## Consigne de travail 1
D'après le texte sur le conflit entre voisins, quel âge avait Guy Dessureault le soir du 10 juillet 2018 ?
## Consigne de travail 2
Poursuivez le texte sur le conflit entre voisins après sa dernière phrase.

Au cours de ses 38 ans de carrière dans la police, dont 28 ans aux enquêtes, Guy Dessureault soutient n’avoir jamais frappé personne. Il a fallu ce conflit avec son voisin, qui perdurait depuis une quarantaine d’années, pour qu’il perde les pédales. Le soir du 10 juillet 2018, il s’est rendu dans la cour de son voisin pour lui asséner des coups de poing. Guy Dessureault avait alors 79 ans et son voisin, Claude Tremblay, 81 ans. «Il m’accusait encore une fois de faire mourir ses fleurs alors que je ne les ai jamais touchées et arrosées. Là, j’ai perdu mon contrôle. Sacrament, ça va faire! Mais ce n’est pas vrai qu’il est tombé par terre. Même qu’il se défendait plutôt bien», a-t-il mentionné.
En effet, le policier retraité a reconnu l’avoir frappé mais il nie certains faits rapportés par le plaignant.
La procureure de la Couronne, Me Marie-Ève Paquet, a précisé qu’il existait bel et bien des problématiques entre ces deux voisins qui, au fil du temps, ont pris de l’ampleur. Dans cette affaire, Claude Tremblay affirme qu’il était en train d’arroser ses fleurs lorsque Guy Dessureault lui a fait un doigt d’honneur. M. Tremblay l’aurait alors invité à venir s’expliquer. Ce faisant, Guy Dessureault se serait approché en courant et en sacrant et l’a frappé à quatre reprises au visage et au cou. Il se serait d’ailleurs écroulé sur le sol et aurait perdu la carte. Toujours selon la version de la Couronne, c’est un voisin, témoin de l’agression, qui serait intervenu pour que Guy Dessureault arrête de frapper.

## Données fournies
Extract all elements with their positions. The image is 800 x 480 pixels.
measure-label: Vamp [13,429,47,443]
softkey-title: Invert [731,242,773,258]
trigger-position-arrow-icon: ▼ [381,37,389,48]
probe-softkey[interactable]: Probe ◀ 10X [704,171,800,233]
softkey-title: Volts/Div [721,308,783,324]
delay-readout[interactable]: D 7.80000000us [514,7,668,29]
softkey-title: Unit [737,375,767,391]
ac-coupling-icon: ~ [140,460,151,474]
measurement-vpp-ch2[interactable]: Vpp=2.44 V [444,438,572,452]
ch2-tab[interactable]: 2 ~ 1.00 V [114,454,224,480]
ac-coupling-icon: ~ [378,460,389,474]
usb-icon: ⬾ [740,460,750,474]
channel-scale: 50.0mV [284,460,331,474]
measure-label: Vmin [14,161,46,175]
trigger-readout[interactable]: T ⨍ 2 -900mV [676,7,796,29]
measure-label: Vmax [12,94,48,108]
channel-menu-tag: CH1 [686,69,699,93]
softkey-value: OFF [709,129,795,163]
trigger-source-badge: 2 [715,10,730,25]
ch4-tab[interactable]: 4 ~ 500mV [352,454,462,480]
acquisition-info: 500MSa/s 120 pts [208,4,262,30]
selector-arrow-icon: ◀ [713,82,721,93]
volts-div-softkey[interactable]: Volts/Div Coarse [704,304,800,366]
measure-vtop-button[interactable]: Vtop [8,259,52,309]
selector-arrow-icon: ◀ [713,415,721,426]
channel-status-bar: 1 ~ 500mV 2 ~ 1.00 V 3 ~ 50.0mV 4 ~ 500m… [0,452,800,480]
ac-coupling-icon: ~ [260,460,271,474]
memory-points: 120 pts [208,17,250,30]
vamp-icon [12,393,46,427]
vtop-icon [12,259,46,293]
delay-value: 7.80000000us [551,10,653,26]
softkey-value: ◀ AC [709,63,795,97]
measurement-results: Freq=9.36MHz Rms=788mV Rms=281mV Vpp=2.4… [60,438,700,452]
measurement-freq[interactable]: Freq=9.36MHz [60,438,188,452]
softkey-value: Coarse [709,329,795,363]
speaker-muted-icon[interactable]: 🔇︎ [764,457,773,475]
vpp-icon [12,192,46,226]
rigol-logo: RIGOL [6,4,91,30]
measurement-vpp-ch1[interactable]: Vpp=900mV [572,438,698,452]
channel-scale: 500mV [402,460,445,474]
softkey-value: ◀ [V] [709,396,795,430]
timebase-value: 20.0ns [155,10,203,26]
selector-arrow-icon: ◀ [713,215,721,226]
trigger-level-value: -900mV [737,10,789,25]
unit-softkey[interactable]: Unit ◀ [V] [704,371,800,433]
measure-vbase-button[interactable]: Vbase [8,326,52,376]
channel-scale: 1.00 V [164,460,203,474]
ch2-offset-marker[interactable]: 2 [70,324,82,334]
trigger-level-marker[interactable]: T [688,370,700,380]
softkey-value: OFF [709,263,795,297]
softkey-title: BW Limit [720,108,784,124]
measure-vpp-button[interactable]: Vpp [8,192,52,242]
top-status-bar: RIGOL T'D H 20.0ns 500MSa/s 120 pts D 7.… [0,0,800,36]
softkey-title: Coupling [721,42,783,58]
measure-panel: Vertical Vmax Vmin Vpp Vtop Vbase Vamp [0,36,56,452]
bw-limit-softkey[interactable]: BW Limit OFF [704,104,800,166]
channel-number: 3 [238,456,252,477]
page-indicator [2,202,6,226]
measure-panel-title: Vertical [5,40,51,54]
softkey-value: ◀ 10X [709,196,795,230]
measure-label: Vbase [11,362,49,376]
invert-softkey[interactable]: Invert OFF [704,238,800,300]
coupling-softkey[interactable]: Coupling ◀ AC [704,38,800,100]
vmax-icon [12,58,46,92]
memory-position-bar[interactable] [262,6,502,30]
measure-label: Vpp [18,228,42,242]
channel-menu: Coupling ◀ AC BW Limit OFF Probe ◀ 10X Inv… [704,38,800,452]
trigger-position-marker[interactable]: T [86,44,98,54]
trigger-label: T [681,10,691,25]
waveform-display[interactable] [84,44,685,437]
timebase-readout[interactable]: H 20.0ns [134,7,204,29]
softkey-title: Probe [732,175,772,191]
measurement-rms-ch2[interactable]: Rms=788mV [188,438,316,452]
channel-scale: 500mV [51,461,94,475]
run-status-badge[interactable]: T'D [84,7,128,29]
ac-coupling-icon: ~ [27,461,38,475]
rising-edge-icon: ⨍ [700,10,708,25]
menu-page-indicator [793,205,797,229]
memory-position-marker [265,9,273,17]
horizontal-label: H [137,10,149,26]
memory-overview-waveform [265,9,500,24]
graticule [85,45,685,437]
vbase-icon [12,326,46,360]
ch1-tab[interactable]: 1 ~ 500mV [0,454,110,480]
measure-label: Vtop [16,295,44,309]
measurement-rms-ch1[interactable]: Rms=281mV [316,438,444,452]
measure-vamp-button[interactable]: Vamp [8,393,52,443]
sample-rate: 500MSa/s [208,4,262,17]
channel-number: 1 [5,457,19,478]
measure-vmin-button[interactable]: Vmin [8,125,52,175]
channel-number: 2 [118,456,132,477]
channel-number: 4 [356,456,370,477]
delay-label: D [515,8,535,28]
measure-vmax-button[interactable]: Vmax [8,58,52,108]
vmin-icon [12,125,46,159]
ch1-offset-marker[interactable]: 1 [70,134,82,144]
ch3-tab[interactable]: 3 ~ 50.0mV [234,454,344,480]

## Résultat de la tâche 1
Il avait 79 ans.

## Résultat de la tâche 2
Le rapport médical révèle que la victime a subi une entorse cervicale et un traumatisme crânien léger. M. Tremblay a ensuite dû se soumettre à plusieurs traitements de physiothérapie. Il a aussi consulté un psychologue en raison d’un choc post-traumatique et des craintes qu’il avait. Il a également souffert d’anxiété, de troubles du sommeil, de perte d’appétit et d’un mal de cou important. Il a surtout eu peur que sa femme, qui est invalide, soit placée dans un CHSLD.
Dans son témoignage, il a raconté avoir envisagé, avant l’agression du 10 juillet, de mettre sa maison en vente mais il a mis le projet sur la glace, d’autant plus que sa demeure avait été adaptée à l’invalidité de sa femme.
Toujours selon lui, l’un des plus beaux moments de sa vie, mis à part son mariage et les naissances des enfants, aura été de voir la pancarte «à vendre» devant la résidence de son voisin. En effet, peu de temps après cet événement, Guy Dessureault a vendu sa maison et a déménagé neuf kilomètres plus loin. Aujourd’hui, l’octogénaire s’en porte mieux tant physiquement que psychologiquement.
Pour sa part, le policier retraité avoue qu’il n’est pas très fier de lui mais nie catégoriquement le doigt d’honneur, la chute de son voisin sur le sol à cause des coups de poing et les propos rapportés par des témoins. Il soutient avoir déménagé «pour avoir la paix» et pour «regarder les autres travailler.» Son avocat, Me Michel Lebrun, estime que dans les circonstances (son âge et son déménagement), son client, maintenant âgé de 80 ans, devrait pouvoir bénéficier d’une absolution inconditionnelle, et ce afin de lui permettre de voyager et de profiter de sa retraite.
Me Paquet est d’un tout autre avis. Elle a rappelé que Guy Dessureault est un homme de loi qui a fait preuve d’un comportement inadmissible. Lorsqu’il a témoigné, elle a dit n’avoir ressenti aucun remord de sa part, d’autant plus qu’il a lui-même indiqué que la victime avait «beurré épais».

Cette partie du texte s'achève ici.